> _Description of the task_: Where the data below has the string "fraction", return the whole line.

[Figure record listings]
---------------

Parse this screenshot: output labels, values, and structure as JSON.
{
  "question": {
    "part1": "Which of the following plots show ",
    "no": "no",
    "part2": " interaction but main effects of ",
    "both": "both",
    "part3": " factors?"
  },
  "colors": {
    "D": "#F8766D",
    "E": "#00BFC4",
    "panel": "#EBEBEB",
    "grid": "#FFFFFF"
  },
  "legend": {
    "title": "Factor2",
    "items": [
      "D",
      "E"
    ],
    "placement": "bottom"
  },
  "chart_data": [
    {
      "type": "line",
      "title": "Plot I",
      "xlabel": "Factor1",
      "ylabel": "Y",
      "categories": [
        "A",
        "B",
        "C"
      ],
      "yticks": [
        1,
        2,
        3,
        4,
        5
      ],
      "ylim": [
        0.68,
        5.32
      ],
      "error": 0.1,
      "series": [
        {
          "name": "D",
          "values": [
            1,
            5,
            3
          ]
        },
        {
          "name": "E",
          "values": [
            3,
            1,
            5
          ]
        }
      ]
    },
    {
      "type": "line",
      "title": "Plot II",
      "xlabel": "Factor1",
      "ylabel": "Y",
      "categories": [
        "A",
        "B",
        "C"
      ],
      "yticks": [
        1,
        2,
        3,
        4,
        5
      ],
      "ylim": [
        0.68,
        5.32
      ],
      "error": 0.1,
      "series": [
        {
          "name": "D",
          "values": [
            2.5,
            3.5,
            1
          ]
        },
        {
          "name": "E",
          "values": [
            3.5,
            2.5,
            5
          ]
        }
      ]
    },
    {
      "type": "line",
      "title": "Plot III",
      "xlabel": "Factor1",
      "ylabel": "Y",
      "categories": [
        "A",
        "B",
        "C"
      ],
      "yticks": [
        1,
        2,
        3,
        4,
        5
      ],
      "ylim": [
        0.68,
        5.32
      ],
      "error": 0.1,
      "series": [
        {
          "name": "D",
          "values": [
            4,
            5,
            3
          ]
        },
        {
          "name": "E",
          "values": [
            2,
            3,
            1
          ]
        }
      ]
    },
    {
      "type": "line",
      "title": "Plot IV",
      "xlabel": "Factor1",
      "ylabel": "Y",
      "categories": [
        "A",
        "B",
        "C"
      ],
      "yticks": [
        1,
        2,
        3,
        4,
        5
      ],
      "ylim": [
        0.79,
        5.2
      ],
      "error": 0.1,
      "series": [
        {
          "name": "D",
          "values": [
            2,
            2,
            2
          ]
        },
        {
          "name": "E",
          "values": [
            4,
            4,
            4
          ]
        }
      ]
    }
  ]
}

---------------

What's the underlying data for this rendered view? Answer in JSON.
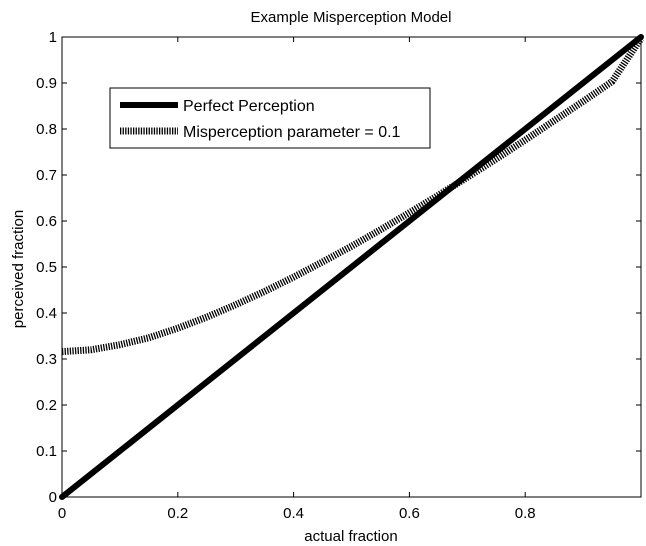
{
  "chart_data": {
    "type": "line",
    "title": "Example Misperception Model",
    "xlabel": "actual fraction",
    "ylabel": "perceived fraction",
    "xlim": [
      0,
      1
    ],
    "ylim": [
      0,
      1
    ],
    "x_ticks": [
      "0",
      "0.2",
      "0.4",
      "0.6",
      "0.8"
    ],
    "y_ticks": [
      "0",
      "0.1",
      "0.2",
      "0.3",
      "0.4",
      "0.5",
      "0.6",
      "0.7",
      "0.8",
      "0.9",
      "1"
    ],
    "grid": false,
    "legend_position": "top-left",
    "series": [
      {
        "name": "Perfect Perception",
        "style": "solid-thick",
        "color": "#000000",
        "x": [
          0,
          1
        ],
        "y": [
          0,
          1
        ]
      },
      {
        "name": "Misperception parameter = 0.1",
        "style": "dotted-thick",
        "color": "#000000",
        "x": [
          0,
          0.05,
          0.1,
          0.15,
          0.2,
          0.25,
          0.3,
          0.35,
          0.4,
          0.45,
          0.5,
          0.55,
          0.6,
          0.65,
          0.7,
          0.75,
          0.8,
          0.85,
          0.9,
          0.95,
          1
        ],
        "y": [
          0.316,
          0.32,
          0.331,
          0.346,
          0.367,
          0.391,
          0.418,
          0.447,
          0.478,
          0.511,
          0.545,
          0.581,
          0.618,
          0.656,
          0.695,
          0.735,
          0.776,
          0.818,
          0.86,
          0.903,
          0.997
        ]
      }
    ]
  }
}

---------------

> _Result for this task_:
    "xlabel": "actual fraction",
    "ylabel": "perceived fraction",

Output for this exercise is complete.